**Stated goal:** Every line of the material below must be repeated exactly.

____________

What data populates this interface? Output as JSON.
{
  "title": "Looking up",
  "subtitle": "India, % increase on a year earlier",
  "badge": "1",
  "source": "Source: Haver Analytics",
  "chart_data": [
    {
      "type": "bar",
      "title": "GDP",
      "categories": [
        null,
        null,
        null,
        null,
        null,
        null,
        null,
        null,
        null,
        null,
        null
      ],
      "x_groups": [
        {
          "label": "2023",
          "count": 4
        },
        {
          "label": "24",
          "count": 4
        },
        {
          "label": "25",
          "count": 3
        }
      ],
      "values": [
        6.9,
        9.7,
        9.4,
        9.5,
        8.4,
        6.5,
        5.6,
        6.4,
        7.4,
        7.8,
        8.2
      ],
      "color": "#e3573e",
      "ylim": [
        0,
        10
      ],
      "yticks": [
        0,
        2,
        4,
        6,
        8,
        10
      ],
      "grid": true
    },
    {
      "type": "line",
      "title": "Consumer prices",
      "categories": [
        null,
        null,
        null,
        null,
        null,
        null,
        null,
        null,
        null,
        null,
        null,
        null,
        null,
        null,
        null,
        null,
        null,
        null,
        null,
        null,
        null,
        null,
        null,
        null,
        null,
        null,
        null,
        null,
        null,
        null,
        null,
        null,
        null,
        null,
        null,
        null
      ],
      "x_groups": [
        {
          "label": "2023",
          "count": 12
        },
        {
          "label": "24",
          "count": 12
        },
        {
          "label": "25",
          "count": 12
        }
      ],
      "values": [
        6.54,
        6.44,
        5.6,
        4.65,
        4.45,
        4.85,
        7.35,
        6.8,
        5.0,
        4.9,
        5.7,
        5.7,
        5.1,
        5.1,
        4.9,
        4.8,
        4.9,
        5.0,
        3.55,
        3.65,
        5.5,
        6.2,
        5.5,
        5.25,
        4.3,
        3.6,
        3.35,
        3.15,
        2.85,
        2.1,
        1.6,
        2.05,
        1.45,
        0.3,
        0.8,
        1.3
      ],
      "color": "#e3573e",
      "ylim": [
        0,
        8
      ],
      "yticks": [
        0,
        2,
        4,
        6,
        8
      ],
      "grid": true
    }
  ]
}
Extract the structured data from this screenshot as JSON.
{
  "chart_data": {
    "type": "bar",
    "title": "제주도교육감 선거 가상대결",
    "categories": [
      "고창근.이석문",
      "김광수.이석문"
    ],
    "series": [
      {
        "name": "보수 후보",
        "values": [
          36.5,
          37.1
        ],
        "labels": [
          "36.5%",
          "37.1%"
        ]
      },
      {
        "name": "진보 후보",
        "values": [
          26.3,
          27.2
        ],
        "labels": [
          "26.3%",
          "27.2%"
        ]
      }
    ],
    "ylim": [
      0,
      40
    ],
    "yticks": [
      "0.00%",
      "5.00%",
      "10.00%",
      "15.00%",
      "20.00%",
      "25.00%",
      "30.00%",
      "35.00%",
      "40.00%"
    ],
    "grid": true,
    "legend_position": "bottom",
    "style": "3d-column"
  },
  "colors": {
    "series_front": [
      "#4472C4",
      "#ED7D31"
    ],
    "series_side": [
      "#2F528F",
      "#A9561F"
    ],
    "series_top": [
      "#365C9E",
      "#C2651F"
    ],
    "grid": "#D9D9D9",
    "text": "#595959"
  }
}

____________

**Finished task:**
What data populates this interface? Output as JSON.
{
  "title": "Looking up",
  "subtitle": "India, % increase on a year earlier",
  "badge": "1",
  "source": "Source: Haver Analytics",
  "chart_data": [
    {
      "type": "bar",
      "title": "GDP",
      "categories": [
        null,
        null,
        null,
        null,
        null,
        null,
        null,
        null,
        null,
        null,
        null
      ],
      "x_groups": [
        {
          "label": "2023",
          "count": 4
        },
        {
          "label": "24",
          "count": 4
        },
        {
          "label": "25",
          "count": 3
        }
      ],
      "values": [
        6.9,
        9.7,
        9.4,
        9.5,
        8.4,
        6.5,
        5.6,
        6.4,
        7.4,
        7.8,
        8.2
      ],
      "color": "#e3573e",
      "ylim": [
        0,
        10
      ],
      "yticks": [
        0,
        2,
        4,
        6,
        8,
        10
      ],
      "grid": true
    },
    {
      "type": "line",
      "title": "Consumer prices",
      "categories": [
        null,
        null,
        null,
        null,
        null,
        null,
        null,
        null,
        null,
        null,
        null,
        null,
        null,
        null,
        null,
        null,
        null,
        null,
        null,
        null,
        null,
        null,
        null,
        null,
        null,
        null,
        null,
        null,
        null,
        null,
        null,
        null,
        null,
        null,
        null,
        null
      ],
      "x_groups": [
        {
          "label": "2023",
          "count": 12
        },
        {
          "label": "24",
          "count": 12
        },
        {
          "label": "25",
          "count": 12
        }
      ],
      "values": [
        6.54,
        6.44,
        5.6,
        4.65,
        4.45,
        4.85,
        7.35,
        6.8,
        5.0,
        4.9,
        5.7,
        5.7,
        5.1,
        5.1,
        4.9,
        4.8,
        4.9,
        5.0,
        3.55,
        3.65,
        5.5,
        6.2,
        5.5,
        5.25,
        4.3,
        3.6,
        3.35,
        3.15,
        2.85,
        2.1,
        1.6,
        2.05,
        1.45,
        0.3,
        0.8,
        1.3
      ],
      "color": "#e3573e",
      "ylim": [
        0,
        8
      ],
      "yticks": [
        0,
        2,
        4,
        6,
        8
      ],
      "grid": true
    }
  ]
}
Extract the structured data from this screenshot as JSON.
{
  "chart_data": {
    "type": "bar",
    "title": "제주도교육감 선거 가상대결",
    "categories": [
      "고창근.이석문",
      "김광수.이석문"
    ],
    "series": [
      {
        "name": "보수 후보",
        "values": [
          36.5,
          37.1
        ],
        "labels": [
          "36.5%",
          "37.1%"
        ]
      },
      {
        "name": "진보 후보",
        "values": [
          26.3,
          27.2
        ],
        "labels": [
          "26.3%",
          "27.2%"
        ]
      }
    ],
    "ylim": [
      0,
      40
    ],
    "yticks": [
      "0.00%",
      "5.00%",
      "10.00%",
      "15.00%",
      "20.00%",
      "25.00%",
      "30.00%",
      "35.00%",
      "40.00%"
    ],
    "grid": true,
    "legend_position": "bottom",
    "style": "3d-column"
  },
  "colors": {
    "series_front": [
      "#4472C4",
      "#ED7D31"
    ],
    "series_side": [
      "#2F528F",
      "#A9561F"
    ],
    "series_top": [
      "#365C9E",
      "#C2651F"
    ],
    "grid": "#D9D9D9",
    "text": "#595959"
  }
}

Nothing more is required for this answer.